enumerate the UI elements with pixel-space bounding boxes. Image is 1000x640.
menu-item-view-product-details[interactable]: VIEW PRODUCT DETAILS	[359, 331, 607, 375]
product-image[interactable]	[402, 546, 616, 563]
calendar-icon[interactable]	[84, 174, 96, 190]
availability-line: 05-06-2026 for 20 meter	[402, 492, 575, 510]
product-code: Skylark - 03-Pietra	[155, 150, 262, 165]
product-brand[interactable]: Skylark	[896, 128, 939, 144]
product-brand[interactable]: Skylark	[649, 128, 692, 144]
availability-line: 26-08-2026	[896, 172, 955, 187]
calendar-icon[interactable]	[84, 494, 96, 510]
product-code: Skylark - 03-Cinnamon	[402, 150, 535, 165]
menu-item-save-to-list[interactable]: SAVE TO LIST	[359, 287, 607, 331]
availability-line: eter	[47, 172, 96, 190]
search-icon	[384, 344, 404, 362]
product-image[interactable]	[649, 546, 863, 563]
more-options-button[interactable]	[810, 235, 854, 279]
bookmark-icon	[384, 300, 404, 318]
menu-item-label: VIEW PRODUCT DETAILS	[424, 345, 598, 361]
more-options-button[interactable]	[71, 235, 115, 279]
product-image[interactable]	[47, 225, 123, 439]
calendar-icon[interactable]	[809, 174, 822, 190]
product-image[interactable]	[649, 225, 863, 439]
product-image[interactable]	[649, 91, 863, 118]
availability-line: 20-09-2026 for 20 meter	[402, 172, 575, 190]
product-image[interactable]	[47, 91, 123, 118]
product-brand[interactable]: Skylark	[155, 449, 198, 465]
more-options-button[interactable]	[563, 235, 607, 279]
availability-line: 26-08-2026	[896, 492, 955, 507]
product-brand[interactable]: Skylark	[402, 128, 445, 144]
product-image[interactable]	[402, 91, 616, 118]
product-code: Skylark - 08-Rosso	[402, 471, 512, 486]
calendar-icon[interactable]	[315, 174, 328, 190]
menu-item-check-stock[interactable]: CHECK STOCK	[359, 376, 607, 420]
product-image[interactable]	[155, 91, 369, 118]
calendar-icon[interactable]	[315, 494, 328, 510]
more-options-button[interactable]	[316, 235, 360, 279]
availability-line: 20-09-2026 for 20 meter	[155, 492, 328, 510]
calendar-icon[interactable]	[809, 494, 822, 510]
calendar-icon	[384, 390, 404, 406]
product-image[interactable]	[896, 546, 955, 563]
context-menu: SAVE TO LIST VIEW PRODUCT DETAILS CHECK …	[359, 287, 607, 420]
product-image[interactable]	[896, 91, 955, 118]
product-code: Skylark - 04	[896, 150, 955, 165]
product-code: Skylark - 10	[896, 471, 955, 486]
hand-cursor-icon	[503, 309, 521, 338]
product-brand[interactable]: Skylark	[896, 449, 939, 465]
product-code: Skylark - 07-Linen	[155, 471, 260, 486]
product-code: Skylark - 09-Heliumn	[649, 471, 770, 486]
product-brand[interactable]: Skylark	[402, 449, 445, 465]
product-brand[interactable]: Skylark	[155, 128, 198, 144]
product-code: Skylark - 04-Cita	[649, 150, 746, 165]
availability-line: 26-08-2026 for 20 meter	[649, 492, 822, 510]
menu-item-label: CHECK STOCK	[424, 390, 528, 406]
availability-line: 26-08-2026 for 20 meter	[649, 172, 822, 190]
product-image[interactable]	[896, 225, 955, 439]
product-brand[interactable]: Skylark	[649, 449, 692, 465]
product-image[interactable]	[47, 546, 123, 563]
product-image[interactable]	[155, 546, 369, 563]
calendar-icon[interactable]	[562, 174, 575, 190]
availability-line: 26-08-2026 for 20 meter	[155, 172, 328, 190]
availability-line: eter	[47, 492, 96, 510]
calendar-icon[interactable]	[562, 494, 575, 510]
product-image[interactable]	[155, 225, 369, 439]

# # #

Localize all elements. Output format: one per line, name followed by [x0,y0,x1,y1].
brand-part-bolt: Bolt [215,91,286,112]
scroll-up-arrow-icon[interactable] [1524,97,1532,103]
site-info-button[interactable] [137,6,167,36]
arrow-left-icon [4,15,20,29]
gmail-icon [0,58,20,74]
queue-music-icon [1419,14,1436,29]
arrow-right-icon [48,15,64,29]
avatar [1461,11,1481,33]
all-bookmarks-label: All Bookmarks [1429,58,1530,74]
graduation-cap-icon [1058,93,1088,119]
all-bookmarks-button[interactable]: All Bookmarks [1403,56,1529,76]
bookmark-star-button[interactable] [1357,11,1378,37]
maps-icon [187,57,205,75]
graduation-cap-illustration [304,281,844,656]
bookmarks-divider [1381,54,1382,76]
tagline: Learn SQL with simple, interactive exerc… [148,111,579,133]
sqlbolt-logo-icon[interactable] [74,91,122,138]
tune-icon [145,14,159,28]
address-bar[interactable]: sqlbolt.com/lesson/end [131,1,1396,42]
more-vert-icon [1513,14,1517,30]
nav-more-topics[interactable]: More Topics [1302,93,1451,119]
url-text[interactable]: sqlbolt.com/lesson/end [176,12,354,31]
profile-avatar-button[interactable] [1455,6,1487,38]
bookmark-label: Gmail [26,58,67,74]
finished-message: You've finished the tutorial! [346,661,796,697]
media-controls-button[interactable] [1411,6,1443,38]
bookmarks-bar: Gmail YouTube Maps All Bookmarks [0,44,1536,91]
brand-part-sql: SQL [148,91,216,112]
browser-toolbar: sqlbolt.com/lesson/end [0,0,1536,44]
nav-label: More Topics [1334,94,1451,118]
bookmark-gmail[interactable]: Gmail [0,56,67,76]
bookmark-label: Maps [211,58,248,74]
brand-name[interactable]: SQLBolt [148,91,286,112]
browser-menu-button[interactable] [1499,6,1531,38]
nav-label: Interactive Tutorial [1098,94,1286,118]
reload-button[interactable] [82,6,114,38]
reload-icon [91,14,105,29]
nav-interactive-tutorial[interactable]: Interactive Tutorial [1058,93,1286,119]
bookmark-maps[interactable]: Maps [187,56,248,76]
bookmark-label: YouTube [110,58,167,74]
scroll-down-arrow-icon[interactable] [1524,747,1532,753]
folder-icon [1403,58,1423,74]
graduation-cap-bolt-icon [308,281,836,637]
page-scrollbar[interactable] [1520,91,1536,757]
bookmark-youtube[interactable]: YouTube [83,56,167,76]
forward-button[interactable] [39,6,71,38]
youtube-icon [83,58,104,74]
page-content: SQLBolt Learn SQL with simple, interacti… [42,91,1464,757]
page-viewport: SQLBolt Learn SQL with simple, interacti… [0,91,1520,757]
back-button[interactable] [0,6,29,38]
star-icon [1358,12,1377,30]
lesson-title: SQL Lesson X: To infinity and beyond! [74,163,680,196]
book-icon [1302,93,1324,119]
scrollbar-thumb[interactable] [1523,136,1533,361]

# # #

* _Arbeitsauftrag_
Übernimm die Zeilen wortgetreu, angefangen bei der Zeile mit „Localize all elements.“ bis einschließlich der Zeile mit „avatar [1461,11,1481,33]“.

* _Erwartete Ausgabe_
Localize all elements. Output format: one per line, name followed by [x0,y0,x1,y1].
brand-part-bolt: Bolt [215,91,286,112]
scroll-up-arrow-icon[interactable] [1524,97,1532,103]
site-info-button[interactable] [137,6,167,36]
arrow-left-icon [4,15,20,29]
gmail-icon [0,58,20,74]
queue-music-icon [1419,14,1436,29]
arrow-right-icon [48,15,64,29]
avatar [1461,11,1481,33]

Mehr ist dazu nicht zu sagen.